Write out the listing below again, precisely as it is given.

==============================

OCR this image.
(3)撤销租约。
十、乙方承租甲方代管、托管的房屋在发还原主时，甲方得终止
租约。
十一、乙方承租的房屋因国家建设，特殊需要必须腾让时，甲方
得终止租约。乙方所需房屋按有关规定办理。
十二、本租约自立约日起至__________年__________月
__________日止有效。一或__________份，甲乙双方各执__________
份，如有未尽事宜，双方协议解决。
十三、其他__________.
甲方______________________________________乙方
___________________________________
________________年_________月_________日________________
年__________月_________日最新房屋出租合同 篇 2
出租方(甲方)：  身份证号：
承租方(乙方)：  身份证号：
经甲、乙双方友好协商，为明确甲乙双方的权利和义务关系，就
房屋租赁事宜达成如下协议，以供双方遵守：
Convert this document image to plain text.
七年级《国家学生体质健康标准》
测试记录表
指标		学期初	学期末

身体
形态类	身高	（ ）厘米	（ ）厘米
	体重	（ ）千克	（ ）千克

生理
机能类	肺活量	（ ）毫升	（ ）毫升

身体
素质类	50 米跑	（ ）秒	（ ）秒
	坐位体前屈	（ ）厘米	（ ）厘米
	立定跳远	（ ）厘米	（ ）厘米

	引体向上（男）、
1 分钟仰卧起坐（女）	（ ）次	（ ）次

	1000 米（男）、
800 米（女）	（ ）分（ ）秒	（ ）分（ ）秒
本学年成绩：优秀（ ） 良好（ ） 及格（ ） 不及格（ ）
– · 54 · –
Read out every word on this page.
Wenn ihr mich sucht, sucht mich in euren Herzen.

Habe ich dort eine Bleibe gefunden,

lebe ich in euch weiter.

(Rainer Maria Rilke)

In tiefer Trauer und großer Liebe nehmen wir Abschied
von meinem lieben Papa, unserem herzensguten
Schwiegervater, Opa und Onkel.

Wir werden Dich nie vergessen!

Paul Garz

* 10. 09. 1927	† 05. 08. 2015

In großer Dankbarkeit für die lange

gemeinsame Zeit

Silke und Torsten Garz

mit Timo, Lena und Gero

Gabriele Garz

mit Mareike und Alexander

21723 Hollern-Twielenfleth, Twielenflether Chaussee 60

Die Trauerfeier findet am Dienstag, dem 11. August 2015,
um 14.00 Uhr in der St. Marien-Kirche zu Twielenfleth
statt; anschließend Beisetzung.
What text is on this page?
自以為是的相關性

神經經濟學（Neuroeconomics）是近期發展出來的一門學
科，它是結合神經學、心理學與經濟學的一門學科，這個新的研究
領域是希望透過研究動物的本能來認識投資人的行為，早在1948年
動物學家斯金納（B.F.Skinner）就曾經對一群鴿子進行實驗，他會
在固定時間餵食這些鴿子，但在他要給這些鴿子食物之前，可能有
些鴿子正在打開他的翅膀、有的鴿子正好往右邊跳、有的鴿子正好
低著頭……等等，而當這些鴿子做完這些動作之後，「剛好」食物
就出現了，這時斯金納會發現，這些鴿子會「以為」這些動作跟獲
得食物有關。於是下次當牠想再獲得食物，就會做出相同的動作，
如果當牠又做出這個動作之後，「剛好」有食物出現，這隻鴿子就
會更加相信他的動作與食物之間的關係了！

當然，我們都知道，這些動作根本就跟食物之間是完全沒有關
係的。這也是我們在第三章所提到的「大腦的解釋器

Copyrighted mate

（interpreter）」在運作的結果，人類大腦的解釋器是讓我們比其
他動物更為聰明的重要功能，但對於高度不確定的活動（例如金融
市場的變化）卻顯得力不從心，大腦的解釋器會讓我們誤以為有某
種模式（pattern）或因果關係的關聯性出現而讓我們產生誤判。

==============================

▶ **The solution**:
OCR this image.
(3)撤销租约。
十、乙方承租甲方代管、托管的房屋在发还原主时，甲方得终止
租约。
十一、乙方承租的房屋因国家建设，特殊需要必须腾让时，甲方
得终止租约。乙方所需房屋按有关规定办理。
十二、本租约自立约日起至__________年__________月
__________日止有效。一或__________份，甲乙双方各执__________
份，如有未尽事宜，双方协议解决。
十三、其他__________.
甲方______________________________________乙方
___________________________________
________________年_________月_________日________________
年__________月_________日最新房屋出租合同 篇 2
出租方(甲方)：  身份证号：
承租方(乙方)：  身份证号：
经甲、乙双方友好协商，为明确甲乙双方的权利和义务关系，就
房屋租赁事宜达成如下协议，以供双方遵守：
Convert this document image to plain text.
七年级《国家学生体质健康标准》
测试记录表
指标		学期初	学期末

身体
形态类	身高	（ ）厘米	（ ）厘米
	体重	（ ）千克	（ ）千克

生理
机能类	肺活量	（ ）毫升	（ ）毫升

身体
素质类	50 米跑	（ ）秒	（ ）秒
	坐位体前屈	（ ）厘米	（ ）厘米
	立定跳远	（ ）厘米	（ ）厘米

	引体向上（男）、
1 分钟仰卧起坐（女）	（ ）次	（ ）次

	1000 米（男）、
800 米（女）	（ ）分（ ）秒	（ ）分（ ）秒
本学年成绩：优秀（ ） 良好（ ） 及格（ ） 不及格（ ）
– · 54 · –
Read out every word on this page.
Wenn ihr mich sucht, sucht mich in euren Herzen.

Habe ich dort eine Bleibe gefunden,

lebe ich in euch weiter.

(Rainer Maria Rilke)

In tiefer Trauer und großer Liebe nehmen wir Abschied
von meinem lieben Papa, unserem herzensguten
Schwiegervater, Opa und Onkel.

Wir werden Dich nie vergessen!

Paul Garz

* 10. 09. 1927	† 05. 08. 2015

In großer Dankbarkeit für die lange

gemeinsame Zeit

Silke und Torsten Garz

mit Timo, Lena und Gero

Gabriele Garz

mit Mareike und Alexander

21723 Hollern-Twielenfleth, Twielenflether Chaussee 60

Die Trauerfeier findet am Dienstag, dem 11. August 2015,
um 14.00 Uhr in der St. Marien-Kirche zu Twielenfleth
statt; anschließend Beisetzung.
What text is on this page?
自以為是的相關性

神經經濟學（Neuroeconomics）是近期發展出來的一門學
科，它是結合神經學、心理學與經濟學的一門學科，這個新的研究
領域是希望透過研究動物的本能來認識投資人的行為，早在1948年
動物學家斯金納（B.F.Skinner）就曾經對一群鴿子進行實驗，他會
在固定時間餵食這些鴿子，但在他要給這些鴿子食物之前，可能有
些鴿子正在打開他的翅膀、有的鴿子正好往右邊跳、有的鴿子正好
低著頭……等等，而當這些鴿子做完這些動作之後，「剛好」食物
就出現了，這時斯金納會發現，這些鴿子會「以為」這些動作跟獲
得食物有關。於是下次當牠想再獲得食物，就會做出相同的動作，
如果當牠又做出這個動作之後，「剛好」有食物出現，這隻鴿子就
會更加相信他的動作與食物之間的關係了！

當然，我們都知道，這些動作根本就跟食物之間是完全沒有關
係的。這也是我們在第三章所提到的「大腦的解釋器

Copyrighted mate

（interpreter）」在運作的結果，人類大腦的解釋器是讓我們比其
他動物更為聰明的重要功能，但對於高度不確定的活動（例如金融
市場的變化）卻顯得力不從心，大腦的解釋器會讓我們誤以為有某
種模式（pattern）或因果關係的關聯性出現而讓我們產生誤判。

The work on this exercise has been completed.